Record list:
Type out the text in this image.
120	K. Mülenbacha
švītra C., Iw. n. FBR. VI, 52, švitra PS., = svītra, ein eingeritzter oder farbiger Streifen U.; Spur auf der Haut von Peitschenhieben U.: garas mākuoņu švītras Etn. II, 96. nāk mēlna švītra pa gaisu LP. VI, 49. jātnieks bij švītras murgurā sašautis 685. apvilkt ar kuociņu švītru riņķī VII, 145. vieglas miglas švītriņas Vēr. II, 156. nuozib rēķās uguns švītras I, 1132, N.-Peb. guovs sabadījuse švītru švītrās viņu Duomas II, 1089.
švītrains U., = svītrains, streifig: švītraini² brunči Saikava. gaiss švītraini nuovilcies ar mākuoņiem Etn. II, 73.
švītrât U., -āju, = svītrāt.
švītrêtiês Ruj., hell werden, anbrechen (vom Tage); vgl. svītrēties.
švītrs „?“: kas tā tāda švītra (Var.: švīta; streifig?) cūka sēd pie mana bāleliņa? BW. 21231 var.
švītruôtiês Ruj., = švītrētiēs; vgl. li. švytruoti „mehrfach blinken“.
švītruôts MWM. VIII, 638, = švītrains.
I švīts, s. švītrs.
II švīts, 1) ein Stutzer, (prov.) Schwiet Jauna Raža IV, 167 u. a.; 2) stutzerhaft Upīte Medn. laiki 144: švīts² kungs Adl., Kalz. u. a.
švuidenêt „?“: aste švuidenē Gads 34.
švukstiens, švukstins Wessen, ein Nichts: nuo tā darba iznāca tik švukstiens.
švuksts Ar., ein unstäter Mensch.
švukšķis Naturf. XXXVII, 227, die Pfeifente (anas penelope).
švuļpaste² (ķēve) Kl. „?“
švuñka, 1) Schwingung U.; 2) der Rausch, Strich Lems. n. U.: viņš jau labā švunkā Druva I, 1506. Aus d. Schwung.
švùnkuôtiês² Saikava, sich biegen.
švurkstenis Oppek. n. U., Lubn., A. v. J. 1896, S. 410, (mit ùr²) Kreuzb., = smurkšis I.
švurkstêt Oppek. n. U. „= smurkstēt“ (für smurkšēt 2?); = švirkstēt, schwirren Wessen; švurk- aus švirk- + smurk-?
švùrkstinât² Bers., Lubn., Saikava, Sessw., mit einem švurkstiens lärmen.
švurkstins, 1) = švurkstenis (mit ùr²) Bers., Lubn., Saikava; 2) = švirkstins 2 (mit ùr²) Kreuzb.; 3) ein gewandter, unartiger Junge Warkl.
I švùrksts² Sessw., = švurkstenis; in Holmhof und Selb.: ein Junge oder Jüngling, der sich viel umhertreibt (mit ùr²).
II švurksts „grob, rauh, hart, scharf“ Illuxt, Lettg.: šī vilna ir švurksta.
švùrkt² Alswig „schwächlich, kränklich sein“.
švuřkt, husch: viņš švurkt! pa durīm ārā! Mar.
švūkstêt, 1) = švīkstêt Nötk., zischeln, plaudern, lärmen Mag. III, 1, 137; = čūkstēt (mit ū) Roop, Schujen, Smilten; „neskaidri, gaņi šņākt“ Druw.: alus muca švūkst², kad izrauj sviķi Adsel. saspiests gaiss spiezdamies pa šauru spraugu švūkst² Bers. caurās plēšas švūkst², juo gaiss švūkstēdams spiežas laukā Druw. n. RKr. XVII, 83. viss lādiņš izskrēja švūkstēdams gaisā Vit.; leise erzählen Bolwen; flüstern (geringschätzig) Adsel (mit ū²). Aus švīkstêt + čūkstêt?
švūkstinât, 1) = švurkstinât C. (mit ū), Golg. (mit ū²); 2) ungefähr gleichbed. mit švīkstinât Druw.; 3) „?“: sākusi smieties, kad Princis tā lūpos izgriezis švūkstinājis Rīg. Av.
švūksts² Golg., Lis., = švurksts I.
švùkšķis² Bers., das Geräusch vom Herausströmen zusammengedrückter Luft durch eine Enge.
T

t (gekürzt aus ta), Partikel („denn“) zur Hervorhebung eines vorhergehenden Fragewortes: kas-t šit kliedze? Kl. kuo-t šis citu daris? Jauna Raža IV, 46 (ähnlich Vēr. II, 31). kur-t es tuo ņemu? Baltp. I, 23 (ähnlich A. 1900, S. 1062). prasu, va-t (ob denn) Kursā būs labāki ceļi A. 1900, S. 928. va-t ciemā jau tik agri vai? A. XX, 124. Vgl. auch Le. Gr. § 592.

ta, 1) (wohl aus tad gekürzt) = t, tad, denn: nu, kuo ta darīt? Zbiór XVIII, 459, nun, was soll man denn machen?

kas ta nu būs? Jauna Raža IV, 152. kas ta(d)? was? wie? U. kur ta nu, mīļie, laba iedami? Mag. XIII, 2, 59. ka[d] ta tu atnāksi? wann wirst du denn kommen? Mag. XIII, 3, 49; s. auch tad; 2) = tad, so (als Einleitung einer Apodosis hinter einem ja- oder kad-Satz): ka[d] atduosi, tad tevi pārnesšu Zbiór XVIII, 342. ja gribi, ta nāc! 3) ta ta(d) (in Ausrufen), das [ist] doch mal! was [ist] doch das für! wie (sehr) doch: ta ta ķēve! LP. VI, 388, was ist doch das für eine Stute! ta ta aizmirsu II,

Short exercise: Go through the records above and retype each one exactly.

Written response:
Type out the text in this image.
120	K. Mülenbacha
švītra C., Iw. n. FBR. VI, 52, švitra PS., = svītra, ein eingeritzter oder farbiger Streifen U.; Spur auf der Haut von Peitschenhieben U.: garas mākuoņu švītras Etn. II, 96. nāk mēlna švītra pa gaisu LP. VI, 49. jātnieks bij švītras murgurā sašautis 685. apvilkt ar kuociņu švītru riņķī VII, 145. vieglas miglas švītriņas Vēr. II, 156. nuozib rēķās uguns švītras I, 1132, N.-Peb. guovs sabadījuse švītru švītrās viņu Duomas II, 1089.
švītrains U., = svītrains, streifig: švītraini² brunči Saikava. gaiss švītraini nuovilcies ar mākuoņiem Etn. II, 73.
švītrât U., -āju, = svītrāt.
švītrêtiês Ruj., hell werden, anbrechen (vom Tage); vgl. svītrēties.
švītrs „?“: kas tā tāda švītra (Var.: švīta; streifig?) cūka sēd pie mana bāleliņa? BW. 21231 var.
švītruôtiês Ruj., = švītrētiēs; vgl. li. švytruoti „mehrfach blinken“.
švītruôts MWM. VIII, 638, = švītrains.
I švīts, s. švītrs.
II švīts, 1) ein Stutzer, (prov.) Schwiet Jauna Raža IV, 167 u. a.; 2) stutzerhaft Upīte Medn. laiki 144: švīts² kungs Adl., Kalz. u. a.
švuidenêt „?“: aste švuidenē Gads 34.
švukstiens, švukstins Wessen, ein Nichts: nuo tā darba iznāca tik švukstiens.
švuksts Ar., ein unstäter Mensch.
švukšķis Naturf. XXXVII, 227, die Pfeifente (anas penelope).
švuļpaste² (ķēve) Kl. „?“
švuñka, 1) Schwingung U.; 2) der Rausch, Strich Lems. n. U.: viņš jau labā švunkā Druva I, 1506. Aus d. Schwung.
švùnkuôtiês² Saikava, sich biegen.
švurkstenis Oppek. n. U., Lubn., A. v. J. 1896, S. 410, (mit ùr²) Kreuzb., = smurkšis I.
švurkstêt Oppek. n. U. „= smurkstēt“ (für smurkšēt 2?); = švirkstēt, schwirren Wessen; švurk- aus švirk- + smurk-?
švùrkstinât² Bers., Lubn., Saikava, Sessw., mit einem švurkstiens lärmen.
švurkstins, 1) = švurkstenis (mit ùr²) Bers., Lubn., Saikava; 2) = švirkstins 2 (mit ùr²) Kreuzb.; 3) ein gewandter, unartiger Junge Warkl.
I švùrksts² Sessw., = švurkstenis; in Holmhof und Selb.: ein Junge oder Jüngling, der sich viel umhertreibt (mit ùr²).
II švurksts „grob, rauh, hart, scharf“ Illuxt, Lettg.: šī vilna ir švurksta.
švùrkt² Alswig „schwächlich, kränklich sein“.
švuřkt, husch: viņš švurkt! pa durīm ārā! Mar.
švūkstêt, 1) = švīkstêt Nötk., zischeln, plaudern, lärmen Mag. III, 1, 137; = čūkstēt (mit ū) Roop, Schujen, Smilten; „neskaidri, gaņi šņākt“ Druw.: alus muca švūkst², kad izrauj sviķi Adsel. saspiests gaiss spiezdamies pa šauru spraugu švūkst² Bers. caurās plēšas švūkst², juo gaiss švūkstēdams spiežas laukā Druw. n. RKr. XVII, 83. viss lādiņš izskrēja švūkstēdams gaisā Vit.; leise erzählen Bolwen; flüstern (geringschätzig) Adsel (mit ū²). Aus švīkstêt + čūkstêt?
švūkstinât, 1) = švurkstinât C. (mit ū), Golg. (mit ū²); 2) ungefähr gleichbed. mit švīkstinât Druw.; 3) „?“: sākusi smieties, kad Princis tā lūpos izgriezis švūkstinājis Rīg. Av.
švūksts² Golg., Lis., = švurksts I.
švùkšķis² Bers., das Geräusch vom Herausströmen zusammengedrückter Luft durch eine Enge.
T

t (gekürzt aus ta), Partikel („denn“) zur Hervorhebung eines vorhergehenden Fragewortes: kas-t šit kliedze? Kl. kuo-t šis citu daris? Jauna Raža IV, 46 (ähnlich Vēr. II, 31). kur-t es tuo ņemu? Baltp. I, 23 (ähnlich A. 1900, S. 1062). prasu, va-t (ob denn) Kursā būs labāki ceļi A. 1900, S. 928. va-t ciemā jau tik agri vai? A. XX, 124. Vgl. auch Le. Gr. § 592.

ta, 1) (wohl aus tad gekürzt) = t, tad, denn: nu, kuo ta darīt? Zbiór XVIII, 459, nun, was soll man denn machen?

kas ta nu būs? Jauna Raža IV, 152. kas ta(d)? was? wie? U. kur ta nu, mīļie, laba iedami? Mag. XIII, 2, 59. ka[d] ta tu atnāksi? wann wirst du denn kommen? Mag. XIII, 3, 49; s. auch tad; 2) = tad, so (als Einleitung einer Apodosis hinter einem ja- oder kad-Satz): ka[d] atduosi, tad tevi pārnesšu Zbiór XVIII, 342. ja gribi, ta nāc! 3) ta ta(d) (in Ausrufen), das [ist] doch mal! was [ist] doch das für! wie (sehr) doch: ta ta ķēve! LP. VI, 388, was ist doch das für eine Stute! ta ta aizmirsu II,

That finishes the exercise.